╭─ Text passage
Approximate Search Using HNSW

This example shows how you can create the Hierarchical Navigable Small World (HNSW) index and run an approximate search using that index.

create table galaxies (id number, name varchar2(50), doc varchar2(500), embedding vector(5,INT8));

insert into galaxies values (1, 'M31', 'Messier 31 is a barred spiral galaxy in the Andromeda constellation which has a lot of barred spiral galaxies.', '[0,2,2,0,0]');
insert into galaxies values (2, 'M33', 'Messier 33 is a spiral galaxy in the Triangulum constellation.', '[0,0,1,0,0]');
insert into galaxies values (3, 'M58', 'Messier 58 is an intermediate barred spiral galaxy in the Virgo constellation.', '[1,1,1,0,0]');
insert into galaxies values (4, 'M63', 'Messier 63 is a spiral galaxy in the Canes Venatici constellation.', '[0,0,1,0,0]');
insert into galaxies values (5, 'M77', 'Messier 77 is a barred spiral galaxy in the Cetus constellation.', '[0,1,1,0,0]');
insert into galaxies values (6, 'M91', 'Messier 91 is a barred spiral galaxy in the Coma Berenices constellation.', '[0,1,1,0,0]');
insert into galaxies values (7, 'M49', 'Messier 49 is a giant elliptical galaxy in the Virgo constellation.', '[0,0,0,1,1]');
insert into galaxies values (8, 'M60', 'Messier 60 is an elliptical galaxy in the Virgo constellation.', '[0,0,0,0,1]');
insert into galaxies values (9, 'NGC1073', 'NGC 1073 is a barred spiral galaxy in Cetus constellation.', '[0,1,1,0,0]');

...
╰─
╭─ Listed entries
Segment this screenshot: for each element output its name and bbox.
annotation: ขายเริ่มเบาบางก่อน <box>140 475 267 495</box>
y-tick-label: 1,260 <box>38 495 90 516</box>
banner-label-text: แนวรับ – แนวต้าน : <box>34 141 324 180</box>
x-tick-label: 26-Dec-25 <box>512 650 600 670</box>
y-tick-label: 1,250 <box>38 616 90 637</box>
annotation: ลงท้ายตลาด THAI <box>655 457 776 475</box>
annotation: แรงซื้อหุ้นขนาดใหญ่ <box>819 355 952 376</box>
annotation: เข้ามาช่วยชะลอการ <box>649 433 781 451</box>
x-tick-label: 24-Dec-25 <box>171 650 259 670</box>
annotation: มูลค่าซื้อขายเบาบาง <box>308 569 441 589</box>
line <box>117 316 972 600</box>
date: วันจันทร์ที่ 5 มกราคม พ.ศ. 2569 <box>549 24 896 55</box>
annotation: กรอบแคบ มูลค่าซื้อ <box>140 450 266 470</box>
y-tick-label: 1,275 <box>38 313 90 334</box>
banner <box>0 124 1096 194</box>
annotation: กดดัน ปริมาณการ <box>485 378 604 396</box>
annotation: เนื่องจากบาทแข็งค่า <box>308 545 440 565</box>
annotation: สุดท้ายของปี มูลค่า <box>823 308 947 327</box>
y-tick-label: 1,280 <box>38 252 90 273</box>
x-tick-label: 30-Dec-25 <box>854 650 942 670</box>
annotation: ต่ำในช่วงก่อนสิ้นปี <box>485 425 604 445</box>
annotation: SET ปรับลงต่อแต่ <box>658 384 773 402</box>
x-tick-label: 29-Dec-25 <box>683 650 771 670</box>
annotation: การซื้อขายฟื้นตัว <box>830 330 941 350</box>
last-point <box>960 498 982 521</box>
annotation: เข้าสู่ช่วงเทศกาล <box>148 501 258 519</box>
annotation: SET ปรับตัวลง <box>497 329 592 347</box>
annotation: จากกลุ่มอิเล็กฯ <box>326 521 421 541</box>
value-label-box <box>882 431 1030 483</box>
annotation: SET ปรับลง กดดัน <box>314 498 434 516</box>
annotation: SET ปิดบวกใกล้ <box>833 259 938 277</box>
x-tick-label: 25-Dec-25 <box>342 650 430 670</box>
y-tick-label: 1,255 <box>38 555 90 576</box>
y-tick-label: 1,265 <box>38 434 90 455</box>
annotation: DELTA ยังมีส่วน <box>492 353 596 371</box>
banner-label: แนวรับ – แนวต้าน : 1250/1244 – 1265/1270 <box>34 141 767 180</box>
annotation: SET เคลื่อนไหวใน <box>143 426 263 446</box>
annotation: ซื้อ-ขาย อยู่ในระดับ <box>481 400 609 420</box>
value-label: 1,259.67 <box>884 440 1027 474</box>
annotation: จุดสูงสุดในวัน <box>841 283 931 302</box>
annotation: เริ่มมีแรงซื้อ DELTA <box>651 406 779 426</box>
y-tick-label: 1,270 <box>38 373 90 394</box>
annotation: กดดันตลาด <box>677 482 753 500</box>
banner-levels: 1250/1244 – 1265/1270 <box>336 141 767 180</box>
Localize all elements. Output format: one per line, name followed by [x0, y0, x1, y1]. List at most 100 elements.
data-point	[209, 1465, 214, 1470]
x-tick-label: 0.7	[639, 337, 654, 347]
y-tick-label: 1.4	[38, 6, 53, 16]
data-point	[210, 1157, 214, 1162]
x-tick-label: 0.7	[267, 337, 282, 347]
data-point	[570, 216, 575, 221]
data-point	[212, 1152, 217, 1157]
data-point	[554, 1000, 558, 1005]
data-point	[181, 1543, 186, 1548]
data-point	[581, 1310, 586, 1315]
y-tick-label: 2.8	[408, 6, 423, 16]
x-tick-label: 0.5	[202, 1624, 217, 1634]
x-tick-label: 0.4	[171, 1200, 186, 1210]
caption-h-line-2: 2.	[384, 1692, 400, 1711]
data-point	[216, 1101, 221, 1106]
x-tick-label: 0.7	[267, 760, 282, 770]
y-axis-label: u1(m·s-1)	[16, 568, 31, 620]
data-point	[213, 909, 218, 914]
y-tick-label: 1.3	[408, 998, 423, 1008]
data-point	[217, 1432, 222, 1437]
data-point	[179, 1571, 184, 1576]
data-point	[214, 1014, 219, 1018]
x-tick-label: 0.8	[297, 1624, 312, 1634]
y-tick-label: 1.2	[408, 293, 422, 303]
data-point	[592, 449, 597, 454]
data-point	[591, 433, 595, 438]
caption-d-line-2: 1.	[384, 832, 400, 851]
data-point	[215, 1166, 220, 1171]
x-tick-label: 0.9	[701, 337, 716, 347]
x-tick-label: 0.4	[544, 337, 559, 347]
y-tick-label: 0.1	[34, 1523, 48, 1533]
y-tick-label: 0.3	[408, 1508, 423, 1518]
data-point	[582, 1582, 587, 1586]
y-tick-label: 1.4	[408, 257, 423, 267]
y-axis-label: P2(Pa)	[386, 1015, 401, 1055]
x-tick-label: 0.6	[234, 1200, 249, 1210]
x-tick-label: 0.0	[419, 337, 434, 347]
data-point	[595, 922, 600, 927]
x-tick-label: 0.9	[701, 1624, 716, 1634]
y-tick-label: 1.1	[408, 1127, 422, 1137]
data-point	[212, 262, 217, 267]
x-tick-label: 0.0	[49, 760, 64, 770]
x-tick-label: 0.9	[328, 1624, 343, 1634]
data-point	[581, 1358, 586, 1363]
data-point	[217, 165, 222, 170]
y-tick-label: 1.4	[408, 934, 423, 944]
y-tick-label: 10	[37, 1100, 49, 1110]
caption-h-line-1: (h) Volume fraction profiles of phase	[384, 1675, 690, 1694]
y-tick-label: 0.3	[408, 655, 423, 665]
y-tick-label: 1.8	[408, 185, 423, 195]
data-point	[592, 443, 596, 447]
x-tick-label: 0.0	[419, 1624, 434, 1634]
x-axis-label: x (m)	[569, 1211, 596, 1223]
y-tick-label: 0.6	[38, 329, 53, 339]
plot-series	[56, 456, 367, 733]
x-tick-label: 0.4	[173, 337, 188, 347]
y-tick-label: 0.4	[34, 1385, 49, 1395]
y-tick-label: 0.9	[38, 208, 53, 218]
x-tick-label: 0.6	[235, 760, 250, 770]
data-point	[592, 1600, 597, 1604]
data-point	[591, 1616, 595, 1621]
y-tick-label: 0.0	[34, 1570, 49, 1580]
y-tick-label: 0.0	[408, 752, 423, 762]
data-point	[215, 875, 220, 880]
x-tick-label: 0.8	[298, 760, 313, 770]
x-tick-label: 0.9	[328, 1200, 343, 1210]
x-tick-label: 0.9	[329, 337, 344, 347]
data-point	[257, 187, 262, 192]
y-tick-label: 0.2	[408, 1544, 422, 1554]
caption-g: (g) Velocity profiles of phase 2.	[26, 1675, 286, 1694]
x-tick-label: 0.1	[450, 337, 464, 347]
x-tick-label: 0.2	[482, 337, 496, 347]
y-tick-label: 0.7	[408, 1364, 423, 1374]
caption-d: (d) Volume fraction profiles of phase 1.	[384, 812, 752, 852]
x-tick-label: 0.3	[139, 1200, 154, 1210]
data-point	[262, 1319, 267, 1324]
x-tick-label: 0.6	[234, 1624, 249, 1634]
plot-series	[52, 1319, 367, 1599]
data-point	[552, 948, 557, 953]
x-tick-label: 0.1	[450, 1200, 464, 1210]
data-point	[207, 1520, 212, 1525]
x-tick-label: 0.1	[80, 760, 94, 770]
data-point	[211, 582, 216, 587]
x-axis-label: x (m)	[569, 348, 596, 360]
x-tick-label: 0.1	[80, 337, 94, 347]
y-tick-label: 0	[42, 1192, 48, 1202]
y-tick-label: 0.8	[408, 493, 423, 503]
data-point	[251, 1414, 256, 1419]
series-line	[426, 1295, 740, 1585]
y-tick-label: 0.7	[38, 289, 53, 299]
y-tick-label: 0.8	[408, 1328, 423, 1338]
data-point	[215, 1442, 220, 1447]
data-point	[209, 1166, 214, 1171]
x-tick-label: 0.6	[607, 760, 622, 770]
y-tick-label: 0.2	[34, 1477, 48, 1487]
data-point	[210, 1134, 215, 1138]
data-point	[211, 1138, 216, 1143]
╰─
Carry the HNSW approximate search example forward from its last insert statement.

Written answer:
commit;

In the galaxies example, this is how you can create the HNSW index and how you would run an approximate search using that index:

CREATE VECTOR INDEX galaxies_hnsw_idx ON galaxies (embedding) ORGANIZATION INMEMORY NEIGHBOR GRAPH
DISTANCE COSINE
WITH TARGET ACCURACY 95;

SELECT name
FROM galaxies
WHERE name <> 'NGC1073'
ORDER BY VECTOR_DISTANCE( embedding, to_vector('[0,1,1,0,0]'), COSINE )
FETCH APPROXIMATE FIRST 3 ROWS ONLY;

This approximate search example inherits a target accuracy of 95 as it is set when the index is defined. You could override the TARGET ACCURACY of your search by running the following query examples:

SELECT name
FROM galaxies
WHERE name <> 'NGC1073'
ORDER BY VECTOR_DISTANCE( embedding, to_vector('[0,1,1,0,0]'), COSINE  )
FETCH APPROXIMATE FIRST 3 ROWS ONLY WITH TARGET ACCURACY 90;


SELECT name
FROM galaxies
WHERE name <> 'NGC1073'
ORDER BY VECTOR_DISTANCE( embedding, to_vector('[0,1,1,0,0]'), COSINE  )
FETCH APPROXIMATE FIRST 3 ROWS ONLY WITH TARGET ACCURACY PARAMETERS (efsearch 500);

You can also create the index using the following syntax:

CREATE VECTOR INDEX galaxies_hnsw_idx ON galaxies (embedding) ORGANIZATION INMEMORY NEIGHBOR GRAPH
DISTANCE COSINE
WITH TARGET ACCURACY 90 PARAMETERS (type HNSW, neighbors 40, efconstruction 500);

Note:

The APPROX and APPROXIMATE keywords are optional. If omitted while connected to an ADB-S instance, an approximate search using a vector index is attempted if one exists.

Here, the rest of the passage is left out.